— Begin MATERIAL SHOWN —

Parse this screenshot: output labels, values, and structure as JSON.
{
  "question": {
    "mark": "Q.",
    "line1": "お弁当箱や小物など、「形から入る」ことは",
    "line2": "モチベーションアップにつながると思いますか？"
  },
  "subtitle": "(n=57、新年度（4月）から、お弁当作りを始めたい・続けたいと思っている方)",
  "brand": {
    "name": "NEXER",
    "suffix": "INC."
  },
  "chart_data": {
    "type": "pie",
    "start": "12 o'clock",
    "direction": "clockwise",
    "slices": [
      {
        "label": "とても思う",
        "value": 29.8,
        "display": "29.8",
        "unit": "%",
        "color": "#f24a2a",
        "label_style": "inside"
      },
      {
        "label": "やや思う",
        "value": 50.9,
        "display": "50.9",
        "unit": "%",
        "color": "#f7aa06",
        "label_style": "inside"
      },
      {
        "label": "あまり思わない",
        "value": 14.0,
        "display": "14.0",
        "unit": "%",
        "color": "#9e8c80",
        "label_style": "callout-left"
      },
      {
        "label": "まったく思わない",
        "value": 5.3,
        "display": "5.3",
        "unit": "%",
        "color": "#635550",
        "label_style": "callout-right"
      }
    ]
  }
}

— End MATERIAL SHOWN —

### DIRECTIONS:
Your task is to give the records above again, exactly.

### EXERCISE RESPONSE:
Parse this screenshot: output labels, values, and structure as JSON.
{
  "question": {
    "mark": "Q.",
    "line1": "お弁当箱や小物など、「形から入る」ことは",
    "line2": "モチベーションアップにつながると思いますか？"
  },
  "subtitle": "(n=57、新年度（4月）から、お弁当作りを始めたい・続けたいと思っている方)",
  "brand": {
    "name": "NEXER",
    "suffix": "INC."
  },
  "chart_data": {
    "type": "pie",
    "start": "12 o'clock",
    "direction": "clockwise",
    "slices": [
      {
        "label": "とても思う",
        "value": 29.8,
        "display": "29.8",
        "unit": "%",
        "color": "#f24a2a",
        "label_style": "inside"
      },
      {
        "label": "やや思う",
        "value": 50.9,
        "display": "50.9",
        "unit": "%",
        "color": "#f7aa06",
        "label_style": "inside"
      },
      {
        "label": "あまり思わない",
        "value": 14.0,
        "display": "14.0",
        "unit": "%",
        "color": "#9e8c80",
        "label_style": "callout-left"
      },
      {
        "label": "まったく思わない",
        "value": 5.3,
        "display": "5.3",
        "unit": "%",
        "color": "#635550",
        "label_style": "callout-right"
      }
    ]
  }
}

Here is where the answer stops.